Repeat the records in full and exactly, omitting pictures.

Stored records
------------------------------------------------------------
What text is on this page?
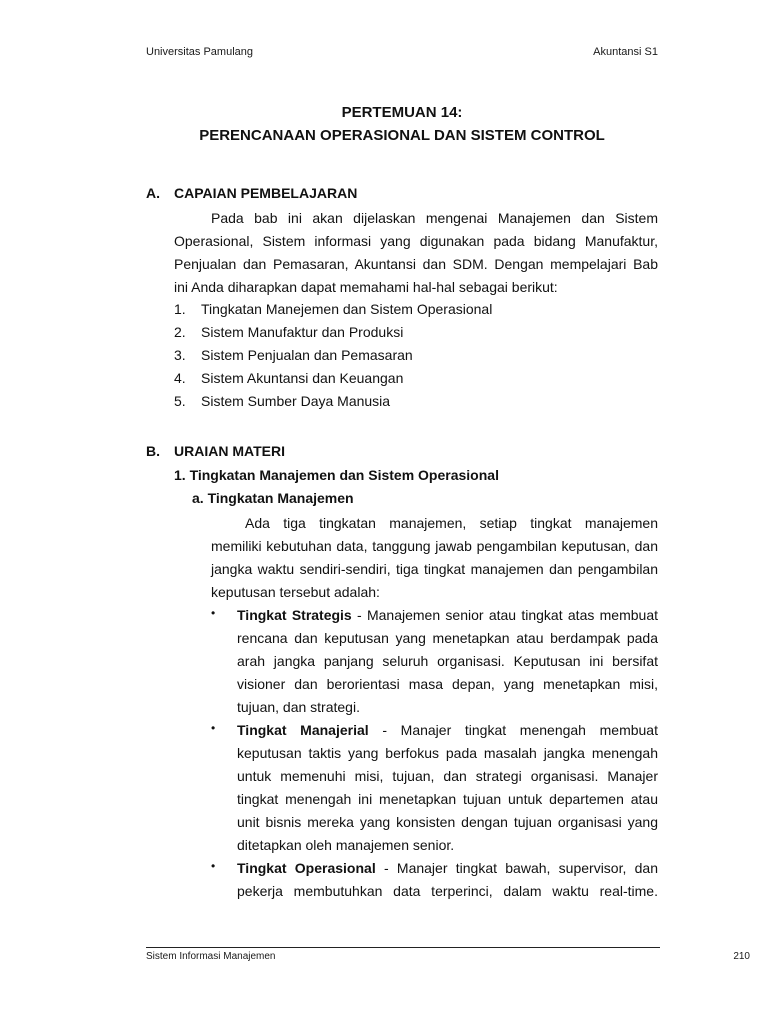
Universitas Pamulang	Akuntansi S1
PERTEMUAN 14:
PERENCANAAN OPERASIONAL DAN SISTEM CONTROL
A. CAPAIAN PEMBELAJARAN
Pada bab ini akan dijelaskan mengenai Manajemen dan Sistem
Operasional, Sistem informasi yang digunakan pada bidang Manufaktur,
Penjualan dan Pemasaran, Akuntansi dan SDM. Dengan mempelajari Bab
ini Anda diharapkan dapat memahami hal-hal sebagai berikut:
1. Tingkatan Manejemen dan Sistem Operasional
2. Sistem Manufaktur dan Produksi
3. Sistem Penjualan dan Pemasaran
4. Sistem Akuntansi dan Keuangan
5. Sistem Sumber Daya Manusia
B. URAIAN MATERI
1. Tingkatan Manajemen dan Sistem Operasional
a. Tingkatan Manajemen
Ada tiga tingkatan manajemen, setiap tingkat manajemen
memiliki kebutuhan data, tanggung jawab pengambilan keputusan, dan
jangka waktu sendiri-sendiri, tiga tingkat manajemen dan pengambilan
keputusan tersebut adalah:
• Tingkat Strategis - Manajemen senior atau tingkat atas membuat
rencana dan keputusan yang menetapkan atau berdampak pada
arah jangka panjang seluruh organisasi. Keputusan ini bersifat
visioner dan berorientasi masa depan, yang menetapkan misi,
tujuan, dan strategi.
• Tingkat Manajerial - Manajer tingkat menengah membuat
keputusan taktis yang berfokus pada masalah jangka menengah
untuk memenuhi misi, tujuan, dan strategi organisasi. Manajer
tingkat menengah ini menetapkan tujuan untuk departemen atau
unit bisnis mereka yang konsisten dengan tujuan organisasi yang
ditetapkan oleh manajemen senior.
• Tingkat Operasional - Manajer tingkat bawah, supervisor, dan
pekerja membutuhkan data terperinci, dalam waktu real-time.
Sistem Informasi Manajemen	210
------------------------------------------------------------
#### [TASK RESPONSE]
What text is on this page?
Universitas Pamulang	Akuntansi S1
PERTEMUAN 14:
PERENCANAAN OPERASIONAL DAN SISTEM CONTROL
A. CAPAIAN PEMBELAJARAN
Pada bab ini akan dijelaskan mengenai Manajemen dan Sistem
Operasional, Sistem informasi yang digunakan pada bidang Manufaktur,
Penjualan dan Pemasaran, Akuntansi dan SDM. Dengan mempelajari Bab
ini Anda diharapkan dapat memahami hal-hal sebagai berikut:
1. Tingkatan Manejemen dan Sistem Operasional
2. Sistem Manufaktur dan Produksi
3. Sistem Penjualan dan Pemasaran
4. Sistem Akuntansi dan Keuangan
5. Sistem Sumber Daya Manusia
B. URAIAN MATERI
1. Tingkatan Manajemen dan Sistem Operasional
a. Tingkatan Manajemen
Ada tiga tingkatan manajemen, setiap tingkat manajemen
memiliki kebutuhan data, tanggung jawab pengambilan keputusan, dan
jangka waktu sendiri-sendiri, tiga tingkat manajemen dan pengambilan
keputusan tersebut adalah:
• Tingkat Strategis - Manajemen senior atau tingkat atas membuat
rencana dan keputusan yang menetapkan atau berdampak pada
arah jangka panjang seluruh organisasi. Keputusan ini bersifat
visioner dan berorientasi masa depan, yang menetapkan misi,
tujuan, dan strategi.
• Tingkat Manajerial - Manajer tingkat menengah membuat
keputusan taktis yang berfokus pada masalah jangka menengah
untuk memenuhi misi, tujuan, dan strategi organisasi. Manajer
tingkat menengah ini menetapkan tujuan untuk departemen atau
unit bisnis mereka yang konsisten dengan tujuan organisasi yang
ditetapkan oleh manajemen senior.
• Tingkat Operasional - Manajer tingkat bawah, supervisor, dan
pekerja membutuhkan data terperinci, dalam waktu real-time.
Sistem Informasi Manajemen	210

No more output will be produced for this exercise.